((
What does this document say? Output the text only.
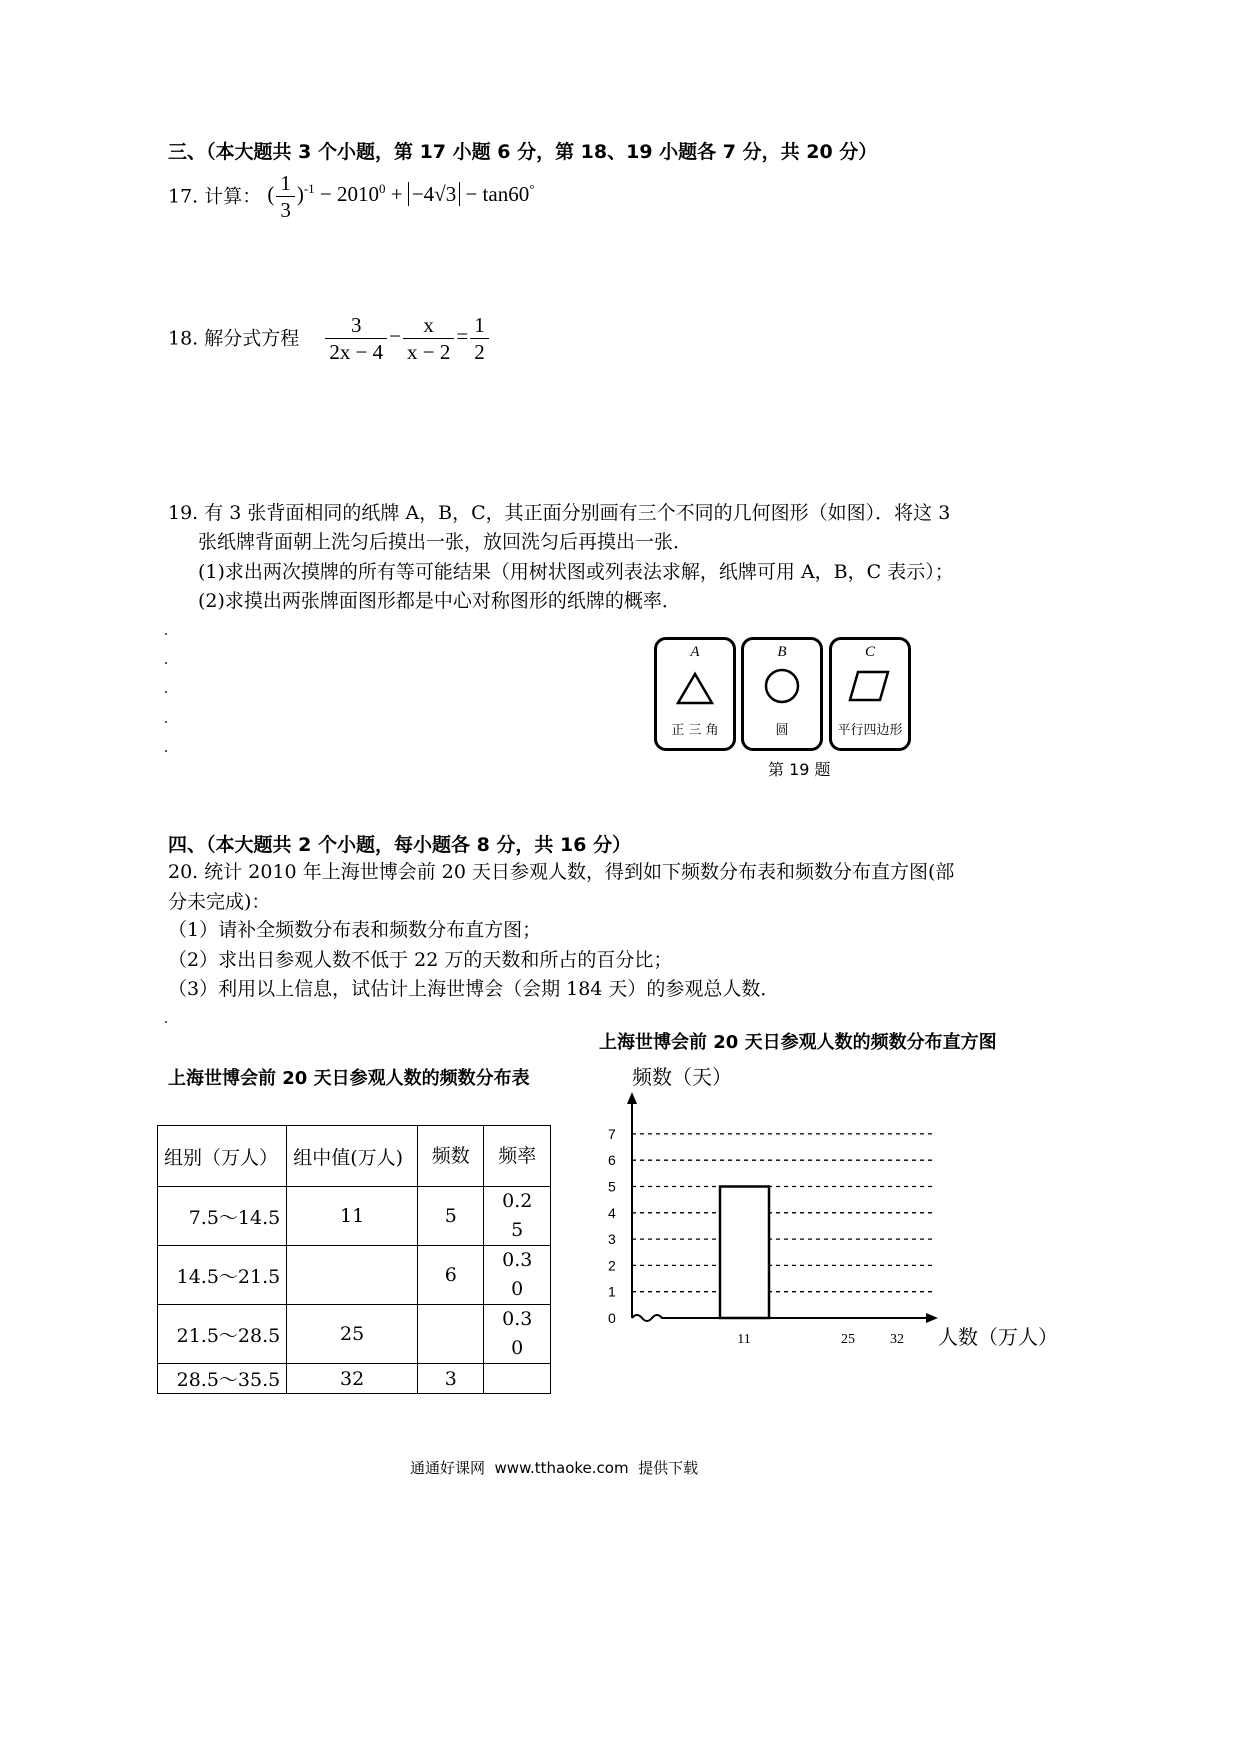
三、（本大题共 3 个小题，第 17 小题 6 分，第 18、19 小题各 7 分，共 20 分）
17. 计算： ( $\frac{1}{3} )^{-1} - 2010^0 + -4√3 - \tan 60^\circ$
18. 解分式方程 $\frac{3}{2x - 4} - \frac{x}{x - 2} = \frac{1}{2}$
19. 有 3 张背面相同的纸牌 A，B，C，其正面分别画有三个不同的几何图形（如图）．将这 3
张纸牌背面朝上洗匀后摸出一张，放回洗匀后再摸出一张．
(1)求出两次摸牌的所有等可能结果（用树状图或列表法求解，纸牌可用 A，B，C 表示）；
(2)求摸出两张牌面图形都是中心对称图形的纸牌的概率．
A
正 三 角
B
圆
C
平行四边形
第 19 题
四、（本大题共 2 个小题，每小题各 8 分，共 16 分）
20. 统计 2010 年上海世博会前 20 天日参观人数，得到如下频数分布表和频数分布直方图(部
分未完成)：
（1）请补全频数分布表和频数分布直方图；
（2）求出日参观人数不低于 22 万的天数和所占的百分比；
（3）利用以上信息，试估计上海世博会（会期 184 天）的参观总人数．
上海世博会前 20 天日参观人数的频数分布表
组别（万人）	组中值(万人)	频数	频率
7.5～14.5	11	5	0.25
14.5～21.5		6	0.30
21.5～28.5	25		0.30
28.5～35.5	32	3	
上海世博会前 20 天日参观人数的频数分布直方图
频数（天）
人数（万人）
0
1
2
3
4
5
6
7
11	25	32
通通好课网  www.tthaoke.com  提供下载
))
**SET EXERCISE**
Make an exact copy of all entries above, dropping the images.

**TASK OUTPUT**
What does this document say? Output the text only.
三、（本大题共 3 个小题，第 17 小题 6 分，第 18、19 小题各 7 分，共 20 分）
17. 计算： ( $\frac{1}{3} )^{-1} - 2010^0 + -4√3 - \tan 60^\circ$
18. 解分式方程 $\frac{3}{2x - 4} - \frac{x}{x - 2} = \frac{1}{2}$
19. 有 3 张背面相同的纸牌 A，B，C，其正面分别画有三个不同的几何图形（如图）．将这 3
张纸牌背面朝上洗匀后摸出一张，放回洗匀后再摸出一张．
(1)求出两次摸牌的所有等可能结果（用树状图或列表法求解，纸牌可用 A，B，C 表示）；
(2)求摸出两张牌面图形都是中心对称图形的纸牌的概率．
A
正 三 角
B
圆
C
平行四边形
第 19 题
四、（本大题共 2 个小题，每小题各 8 分，共 16 分）
20. 统计 2010 年上海世博会前 20 天日参观人数，得到如下频数分布表和频数分布直方图(部
分未完成)：
（1）请补全频数分布表和频数分布直方图；
（2）求出日参观人数不低于 22 万的天数和所占的百分比；
（3）利用以上信息，试估计上海世博会（会期 184 天）的参观总人数．
上海世博会前 20 天日参观人数的频数分布表
组别（万人）	组中值(万人)	频数	频率
7.5～14.5	11	5	0.25
14.5～21.5		6	0.30
21.5～28.5	25		0.30
28.5～35.5	32	3	
上海世博会前 20 天日参观人数的频数分布直方图
频数（天）
人数（万人）
0
1
2
3
4
5
6
7
11	25	32
通通好课网  www.tthaoke.com  提供下载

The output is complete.